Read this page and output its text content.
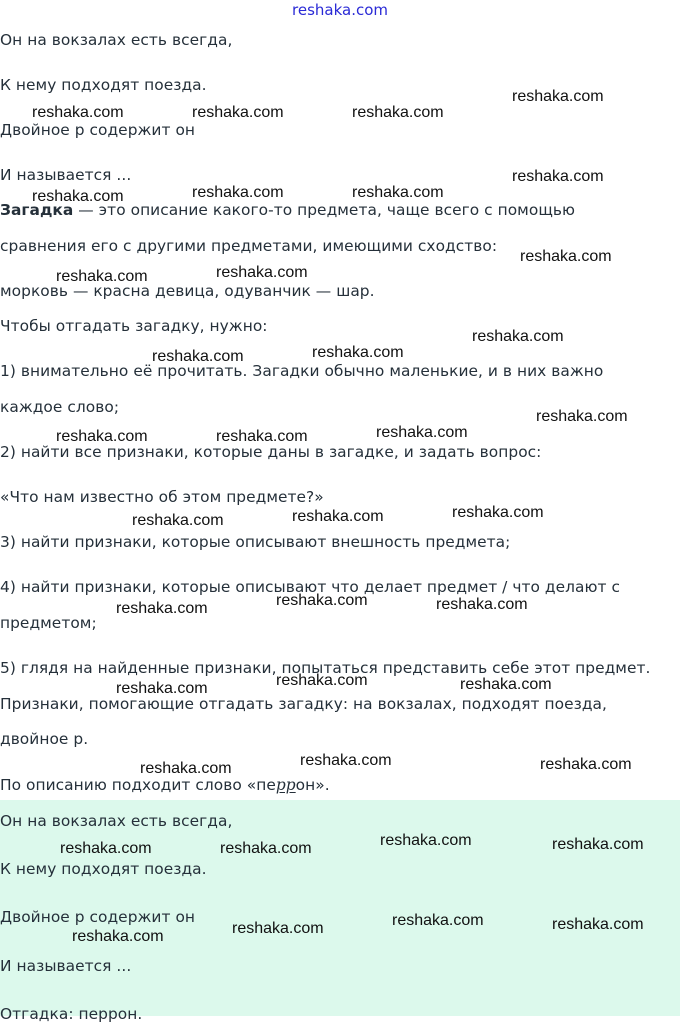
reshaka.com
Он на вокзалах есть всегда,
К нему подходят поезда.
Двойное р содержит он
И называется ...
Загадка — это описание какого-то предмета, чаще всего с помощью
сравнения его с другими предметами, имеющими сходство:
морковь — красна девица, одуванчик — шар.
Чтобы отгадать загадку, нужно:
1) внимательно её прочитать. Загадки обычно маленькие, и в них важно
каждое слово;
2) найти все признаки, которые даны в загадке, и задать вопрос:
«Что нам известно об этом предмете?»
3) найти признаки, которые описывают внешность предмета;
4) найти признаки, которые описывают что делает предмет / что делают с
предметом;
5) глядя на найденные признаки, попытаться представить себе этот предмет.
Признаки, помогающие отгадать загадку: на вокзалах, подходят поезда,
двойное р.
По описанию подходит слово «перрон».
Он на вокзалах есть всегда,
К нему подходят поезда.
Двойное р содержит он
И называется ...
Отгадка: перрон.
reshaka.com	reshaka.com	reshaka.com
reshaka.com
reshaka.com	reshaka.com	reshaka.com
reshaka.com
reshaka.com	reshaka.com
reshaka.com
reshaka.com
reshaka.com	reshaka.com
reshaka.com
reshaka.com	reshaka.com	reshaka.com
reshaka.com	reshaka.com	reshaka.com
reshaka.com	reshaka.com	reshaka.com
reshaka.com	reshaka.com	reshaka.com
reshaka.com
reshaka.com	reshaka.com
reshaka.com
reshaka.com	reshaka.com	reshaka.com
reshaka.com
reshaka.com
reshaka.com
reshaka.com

...

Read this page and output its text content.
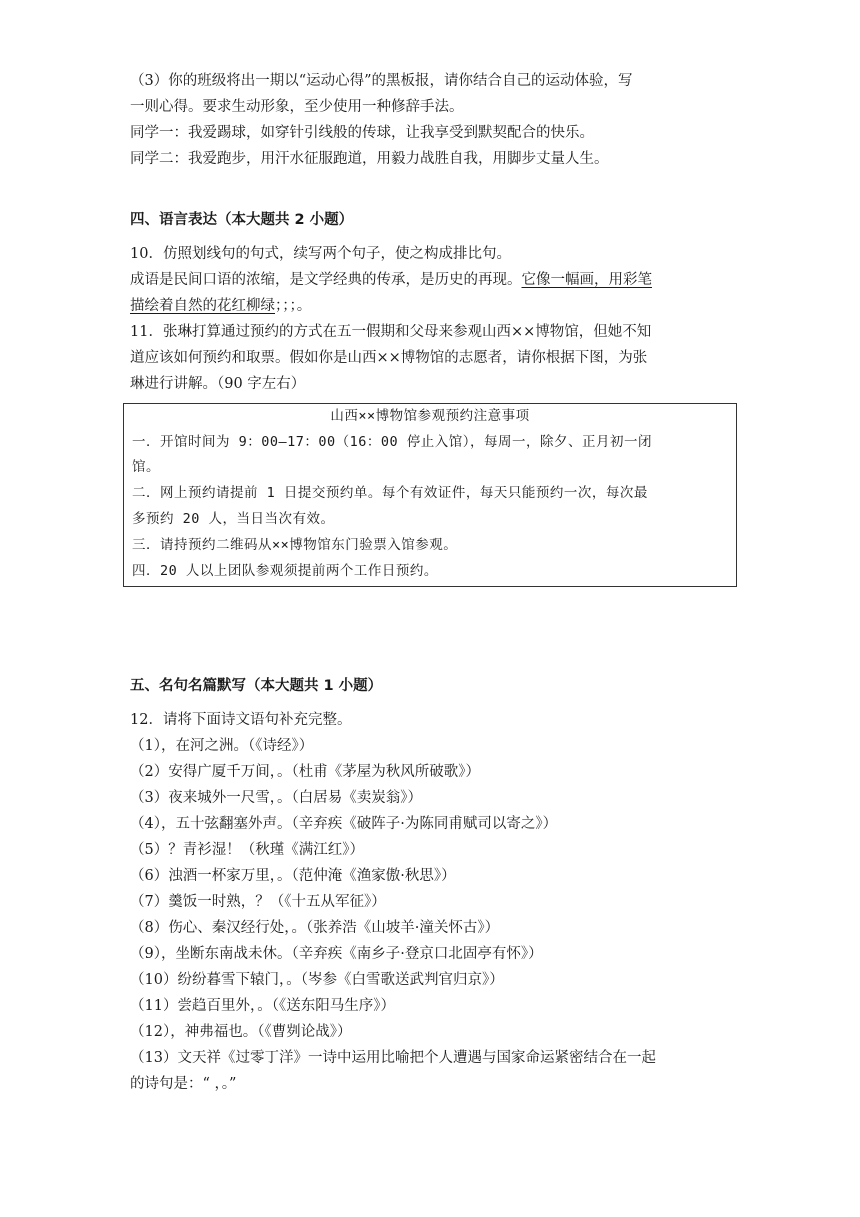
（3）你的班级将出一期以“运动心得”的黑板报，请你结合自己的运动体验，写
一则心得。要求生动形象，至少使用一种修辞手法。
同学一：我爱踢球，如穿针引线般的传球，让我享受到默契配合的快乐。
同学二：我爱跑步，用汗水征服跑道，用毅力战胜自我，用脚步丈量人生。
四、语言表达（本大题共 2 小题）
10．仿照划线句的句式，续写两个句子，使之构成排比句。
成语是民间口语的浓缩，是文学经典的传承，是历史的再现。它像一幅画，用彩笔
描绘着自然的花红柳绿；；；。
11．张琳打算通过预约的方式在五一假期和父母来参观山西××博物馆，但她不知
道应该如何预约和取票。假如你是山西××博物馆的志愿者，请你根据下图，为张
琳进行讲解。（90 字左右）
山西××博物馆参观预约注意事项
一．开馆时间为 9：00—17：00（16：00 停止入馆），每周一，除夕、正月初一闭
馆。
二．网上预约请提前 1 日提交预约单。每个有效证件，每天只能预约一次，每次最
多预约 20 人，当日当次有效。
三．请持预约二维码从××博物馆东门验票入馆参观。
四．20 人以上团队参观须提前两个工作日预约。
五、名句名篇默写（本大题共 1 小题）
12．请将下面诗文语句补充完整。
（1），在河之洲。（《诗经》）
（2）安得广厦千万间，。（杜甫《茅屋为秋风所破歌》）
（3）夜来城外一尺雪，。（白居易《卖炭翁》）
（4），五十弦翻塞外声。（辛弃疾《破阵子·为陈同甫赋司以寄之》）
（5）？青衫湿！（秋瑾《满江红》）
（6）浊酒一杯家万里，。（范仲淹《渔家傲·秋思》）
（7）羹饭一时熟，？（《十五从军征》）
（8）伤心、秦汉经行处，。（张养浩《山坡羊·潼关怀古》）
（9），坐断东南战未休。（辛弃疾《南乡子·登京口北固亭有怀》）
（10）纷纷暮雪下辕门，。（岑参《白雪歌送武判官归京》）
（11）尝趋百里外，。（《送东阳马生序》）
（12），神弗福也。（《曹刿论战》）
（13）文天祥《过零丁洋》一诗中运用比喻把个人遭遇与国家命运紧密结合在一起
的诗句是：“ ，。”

--

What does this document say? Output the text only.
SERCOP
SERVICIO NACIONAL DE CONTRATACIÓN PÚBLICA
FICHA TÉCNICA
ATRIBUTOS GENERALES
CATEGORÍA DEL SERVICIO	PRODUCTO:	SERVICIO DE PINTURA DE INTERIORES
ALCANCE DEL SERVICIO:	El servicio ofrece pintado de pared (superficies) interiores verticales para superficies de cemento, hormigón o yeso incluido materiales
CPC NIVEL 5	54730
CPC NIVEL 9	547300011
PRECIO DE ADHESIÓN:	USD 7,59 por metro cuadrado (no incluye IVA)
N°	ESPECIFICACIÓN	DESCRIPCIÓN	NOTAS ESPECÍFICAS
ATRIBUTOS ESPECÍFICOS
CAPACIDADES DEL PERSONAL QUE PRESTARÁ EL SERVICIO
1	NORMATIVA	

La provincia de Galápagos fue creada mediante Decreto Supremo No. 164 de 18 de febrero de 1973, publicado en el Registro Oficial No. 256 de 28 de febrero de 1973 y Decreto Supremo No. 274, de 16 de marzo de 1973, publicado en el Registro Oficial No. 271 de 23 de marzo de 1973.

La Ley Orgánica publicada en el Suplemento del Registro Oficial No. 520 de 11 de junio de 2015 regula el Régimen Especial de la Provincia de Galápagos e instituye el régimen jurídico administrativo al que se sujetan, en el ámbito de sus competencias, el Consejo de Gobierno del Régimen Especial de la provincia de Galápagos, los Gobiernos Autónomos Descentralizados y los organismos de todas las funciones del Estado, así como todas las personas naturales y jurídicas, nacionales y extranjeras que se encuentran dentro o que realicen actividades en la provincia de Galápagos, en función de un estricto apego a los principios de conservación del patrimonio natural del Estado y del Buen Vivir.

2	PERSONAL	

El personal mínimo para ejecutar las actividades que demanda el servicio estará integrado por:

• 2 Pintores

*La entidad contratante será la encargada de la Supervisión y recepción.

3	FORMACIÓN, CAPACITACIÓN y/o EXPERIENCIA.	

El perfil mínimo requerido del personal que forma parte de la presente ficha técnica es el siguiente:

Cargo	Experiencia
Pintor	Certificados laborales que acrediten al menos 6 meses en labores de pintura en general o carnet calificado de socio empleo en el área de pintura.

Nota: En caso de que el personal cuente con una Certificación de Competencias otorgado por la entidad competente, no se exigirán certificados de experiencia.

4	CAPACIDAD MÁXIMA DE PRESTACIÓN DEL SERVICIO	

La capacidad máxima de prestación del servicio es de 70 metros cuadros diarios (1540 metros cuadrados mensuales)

- Directions for this task -
Every line that holds the word "отгадать" should be extracted.

- Answer -
Чтобы отгадать загадку, нужно:
Признаки, помогающие отгадать загадку: на вокзалах, подходят поезда,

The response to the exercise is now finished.